▶ Prompt
Quote all lines below exactly. Images stay out.
-- begin Record excerpts --
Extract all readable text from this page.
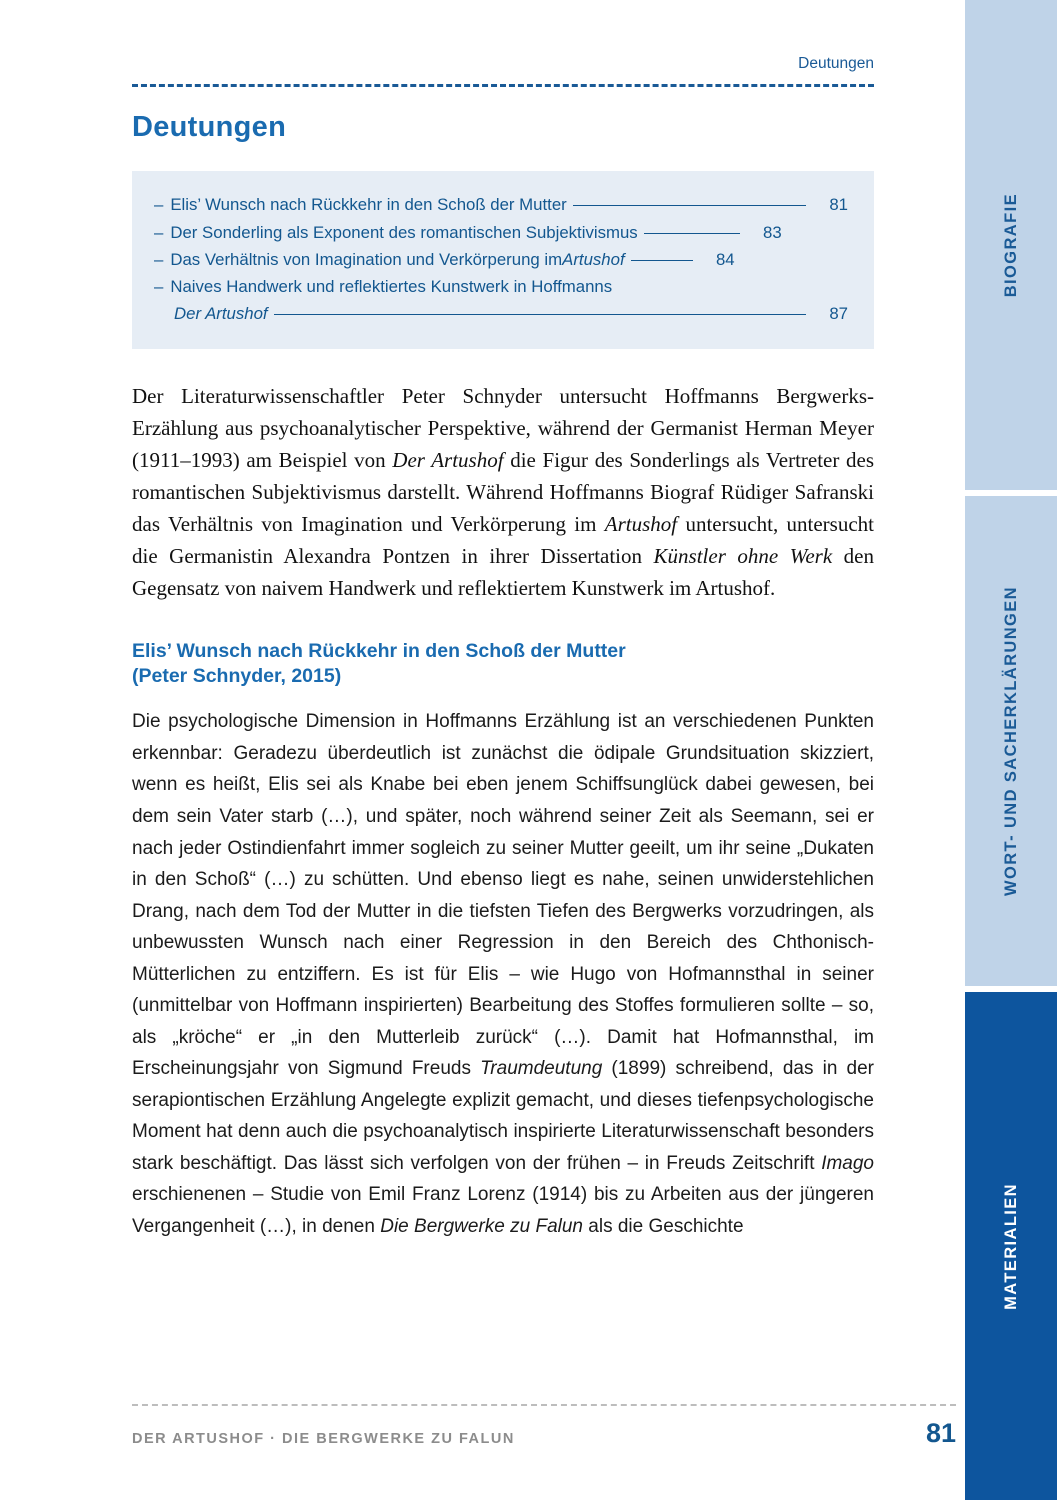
BIOGRAFIE
WORT- UND SACHERKLÄRUNGEN
MATERIALIEN
Deutungen
Deutungen
– Elis’ Wunsch nach Rückkehr in den Schoß der Mutter	81
– Der Sonderling als Exponent des romantischen Subjektivismus	83
– Das Verhältnis von Imagination und Verkörperung im Artushof	84
– Naives Handwerk und reflektiertes Kunstwerk in Hoffmanns
Der Artushof	87

Der Literaturwissenschaftler Peter Schnyder untersucht Hoffmanns Bergwerks-Erzählung aus psychoanalytischer Perspektive, während der Germanist Herman Meyer (1911–1993) am Beispiel von Der Artushof die Figur des Sonderlings als Vertreter des romantischen Subjektivismus darstellt. Während Hoffmanns Biograf Rüdiger Safranski das Verhältnis von Imagination und Verkörperung im Artushof untersucht, untersucht die Germanistin Alexandra Pontzen in ihrer Dissertation Künstler ohne Werk den Gegensatz von naivem Handwerk und reflektiertem Kunstwerk im Artushof.

Elis’ Wunsch nach Rückkehr in den Schoß der Mutter
(Peter Schnyder, 2015)

Die psychologische Dimension in Hoffmanns Erzählung ist an verschiedenen Punkten erkennbar: Geradezu überdeutlich ist zunächst die ödipale Grundsituation skizziert, wenn es heißt, Elis sei als Knabe bei eben jenem Schiffsunglück dabei gewesen, bei dem sein Vater starb (…), und später, noch während seiner Zeit als Seemann, sei er nach jeder Ostindienfahrt immer sogleich zu seiner Mutter geeilt, um ihr seine „Dukaten in den Schoß“ (…) zu schütten. Und ebenso liegt es nahe, seinen unwiderstehlichen Drang, nach dem Tod der Mutter in die tiefsten Tiefen des Bergwerks vorzudringen, als unbewussten Wunsch nach einer Regression in den Bereich des Chthonisch-Mütterlichen zu entziffern. Es ist für Elis – wie Hugo von Hofmannsthal in seiner (unmittelbar von Hoffmann inspirierten) Bearbeitung des Stoffes formulieren sollte – so, als „kröche“ er „in den Mutterleib zurück“ (…). Damit hat Hofmannsthal, im Erscheinungsjahr von Sigmund Freuds Traumdeutung (1899) schreibend, das in der serapiontischen Erzählung Angelegte explizit gemacht, und dieses tiefenpsychologische Moment hat denn auch die psychoanalytisch inspirierte Literaturwissenschaft besonders stark beschäftigt. Das lässt sich verfolgen von der frühen – in Freuds Zeitschrift Imago erschienenen – Studie von Emil Franz Lorenz (1914) bis zu Arbeiten aus der jüngeren Vergangenheit (…), in denen Die Bergwerke zu Falun als die Geschichte

DER ARTUSHOF · DIE BERGWERKE ZU FALUN	81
-- end Record excerpts --
▶ Expected answer
Extract all readable text from this page.
BIOGRAFIE
WORT- UND SACHERKLÄRUNGEN
MATERIALIEN
Deutungen
Deutungen
– Elis’ Wunsch nach Rückkehr in den Schoß der Mutter	81
– Der Sonderling als Exponent des romantischen Subjektivismus	83
– Das Verhältnis von Imagination und Verkörperung im Artushof	84
– Naives Handwerk und reflektiertes Kunstwerk in Hoffmanns
Der Artushof	87

Der Literaturwissenschaftler Peter Schnyder untersucht Hoffmanns Bergwerks-Erzählung aus psychoanalytischer Perspektive, während der Germanist Herman Meyer (1911–1993) am Beispiel von Der Artushof die Figur des Sonderlings als Vertreter des romantischen Subjektivismus darstellt. Während Hoffmanns Biograf Rüdiger Safranski das Verhältnis von Imagination und Verkörperung im Artushof untersucht, untersucht die Germanistin Alexandra Pontzen in ihrer Dissertation Künstler ohne Werk den Gegensatz von naivem Handwerk und reflektiertem Kunstwerk im Artushof.

Elis’ Wunsch nach Rückkehr in den Schoß der Mutter
(Peter Schnyder, 2015)

Die psychologische Dimension in Hoffmanns Erzählung ist an verschiedenen Punkten erkennbar: Geradezu überdeutlich ist zunächst die ödipale Grundsituation skizziert, wenn es heißt, Elis sei als Knabe bei eben jenem Schiffsunglück dabei gewesen, bei dem sein Vater starb (…), und später, noch während seiner Zeit als Seemann, sei er nach jeder Ostindienfahrt immer sogleich zu seiner Mutter geeilt, um ihr seine „Dukaten in den Schoß“ (…) zu schütten. Und ebenso liegt es nahe, seinen unwiderstehlichen Drang, nach dem Tod der Mutter in die tiefsten Tiefen des Bergwerks vorzudringen, als unbewussten Wunsch nach einer Regression in den Bereich des Chthonisch-Mütterlichen zu entziffern. Es ist für Elis – wie Hugo von Hofmannsthal in seiner (unmittelbar von Hoffmann inspirierten) Bearbeitung des Stoffes formulieren sollte – so, als „kröche“ er „in den Mutterleib zurück“ (…). Damit hat Hofmannsthal, im Erscheinungsjahr von Sigmund Freuds Traumdeutung (1899) schreibend, das in der serapiontischen Erzählung Angelegte explizit gemacht, und dieses tiefenpsychologische Moment hat denn auch die psychoanalytisch inspirierte Literaturwissenschaft besonders stark beschäftigt. Das lässt sich verfolgen von der frühen – in Freuds Zeitschrift Imago erschienenen – Studie von Emil Franz Lorenz (1914) bis zu Arbeiten aus der jüngeren Vergangenheit (…), in denen Die Bergwerke zu Falun als die Geschichte

DER ARTUSHOF · DIE BERGWERKE ZU FALUN	81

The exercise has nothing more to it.